> [What the task requires]:
Please write the listing below out again exactly, leaving every picture behind.

==================================================

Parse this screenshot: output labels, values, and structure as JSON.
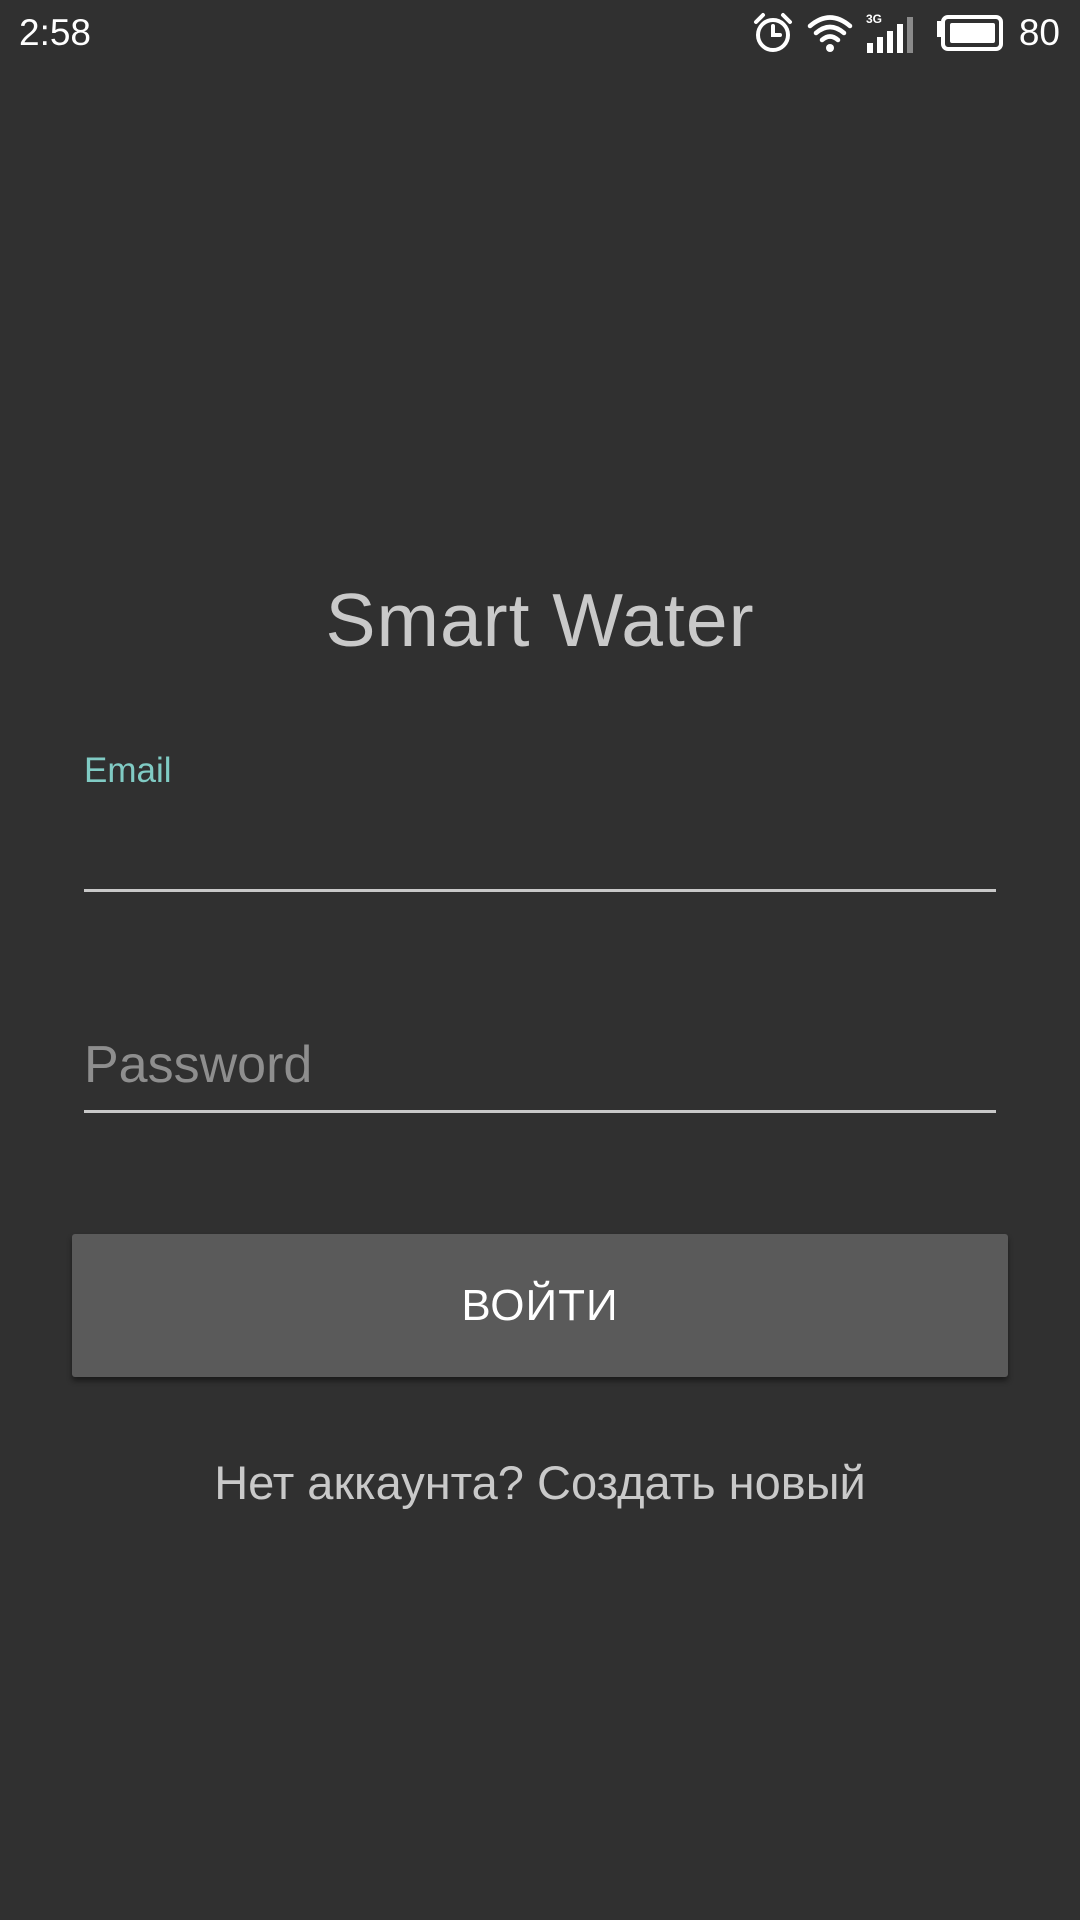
{
  "status_bar": {
    "time": "2:58",
    "battery_level": "80",
    "network_type": "3G",
    "icons": [
      "alarm-icon",
      "wifi-icon",
      "signal-icon",
      "battery-icon"
    ]
  },
  "app": {
    "title": "Smart Water"
  },
  "login_form": {
    "email_label": "Email",
    "email_value": "",
    "password_placeholder": "Password",
    "password_value": "",
    "submit_label": "ВОЙТИ",
    "register_prompt": "Нет аккаунта? Создать новый"
  },
  "colors": {
    "background": "#303030",
    "accent": "#80cbc4",
    "button": "#5a5a5a",
    "text_primary": "#c9c9c9"
  }
}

==================================================

> [Output for this task]:
Parse this screenshot: output labels, values, and structure as JSON.
{
  "status_bar": {
    "time": "2:58",
    "battery_level": "80",
    "network_type": "3G",
    "icons": [
      "alarm-icon",
      "wifi-icon",
      "signal-icon",
      "battery-icon"
    ]
  },
  "app": {
    "title": "Smart Water"
  },
  "login_form": {
    "email_label": "Email",
    "email_value": "",
    "password_placeholder": "Password",
    "password_value": "",
    "submit_label": "ВОЙТИ",
    "register_prompt": "Нет аккаунта? Создать новый"
  },
  "colors": {
    "background": "#303030",
    "accent": "#80cbc4",
    "button": "#5a5a5a",
    "text_primary": "#c9c9c9"
  }
}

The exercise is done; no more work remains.